• [DESCRIPTION OF THE TASK]:
Copy the listing word for word, starting with the line with "Where are 21" and going on through the line with "y-tick-label: 15.0% xyxy=(50,134,104,148)". Omit the pictures.

• [EXCERPTED RECORDS]:
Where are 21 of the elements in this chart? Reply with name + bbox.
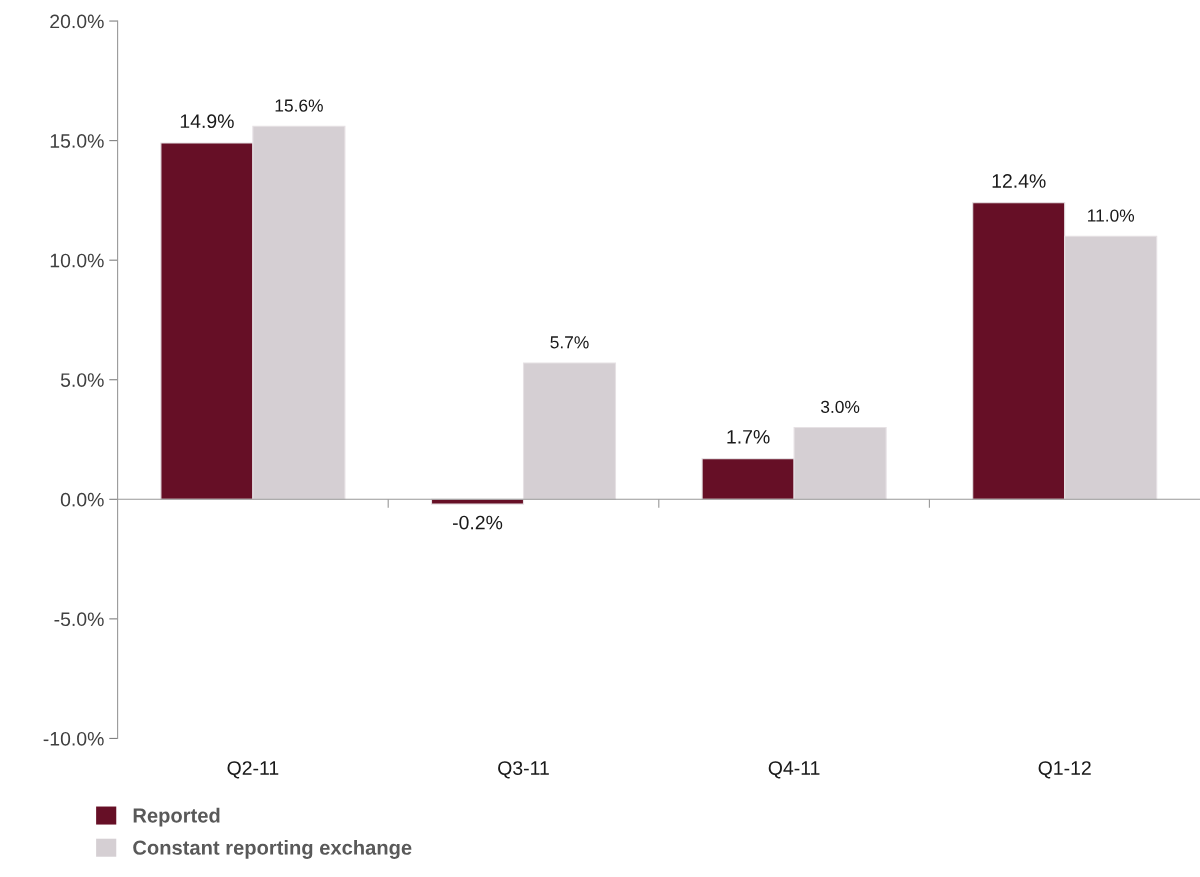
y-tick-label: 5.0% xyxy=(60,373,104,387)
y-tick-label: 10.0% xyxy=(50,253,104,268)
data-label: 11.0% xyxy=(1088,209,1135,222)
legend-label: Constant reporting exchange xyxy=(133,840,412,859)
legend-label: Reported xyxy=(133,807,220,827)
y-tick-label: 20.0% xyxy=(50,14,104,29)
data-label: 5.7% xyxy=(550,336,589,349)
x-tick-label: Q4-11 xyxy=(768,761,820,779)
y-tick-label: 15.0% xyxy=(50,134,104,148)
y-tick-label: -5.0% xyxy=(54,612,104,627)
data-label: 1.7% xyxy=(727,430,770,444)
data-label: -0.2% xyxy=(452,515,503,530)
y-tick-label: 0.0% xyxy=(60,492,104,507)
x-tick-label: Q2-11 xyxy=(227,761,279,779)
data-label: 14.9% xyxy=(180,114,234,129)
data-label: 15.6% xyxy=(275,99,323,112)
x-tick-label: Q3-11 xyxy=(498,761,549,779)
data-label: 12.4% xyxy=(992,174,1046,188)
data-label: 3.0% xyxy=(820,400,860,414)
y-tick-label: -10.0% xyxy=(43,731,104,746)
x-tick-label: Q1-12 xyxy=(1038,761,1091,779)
...
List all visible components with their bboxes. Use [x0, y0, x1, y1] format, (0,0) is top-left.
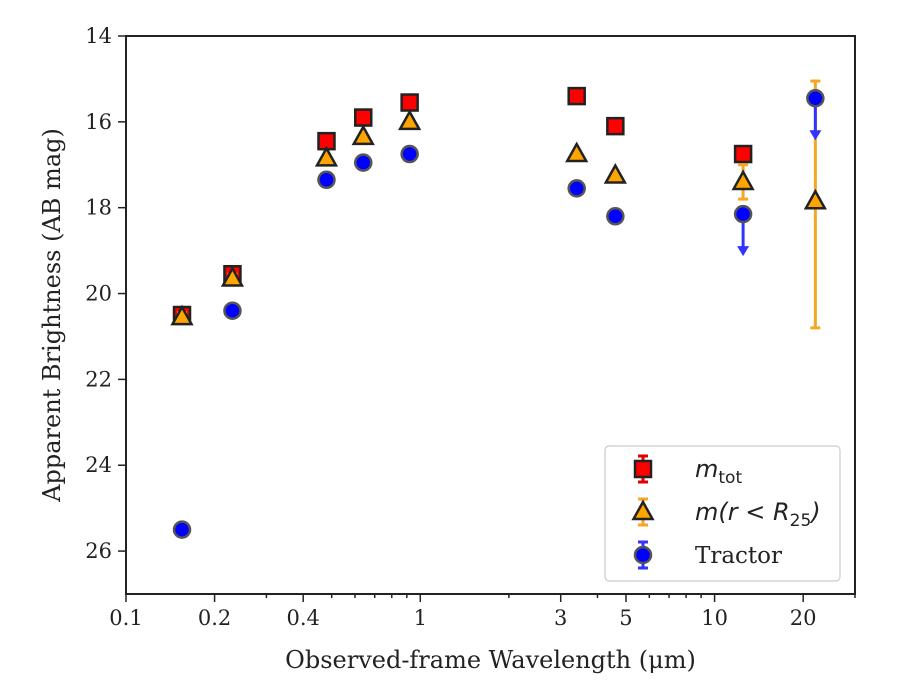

• [EXPECTED ANSWER]:
Where are 21 of the elements in this chart? Reply with name + bbox.
y-tick-label: 5.0% xyxy=(60,373,104,387)
y-tick-label: 10.0% xyxy=(50,253,104,268)
data-label: 11.0% xyxy=(1088,209,1135,222)
legend-label: Constant reporting exchange xyxy=(133,840,412,859)
legend-label: Reported xyxy=(133,807,220,827)
y-tick-label: 20.0% xyxy=(50,14,104,29)
data-label: 5.7% xyxy=(550,336,589,349)
x-tick-label: Q4-11 xyxy=(768,761,820,779)
y-tick-label: 15.0% xyxy=(50,134,104,148)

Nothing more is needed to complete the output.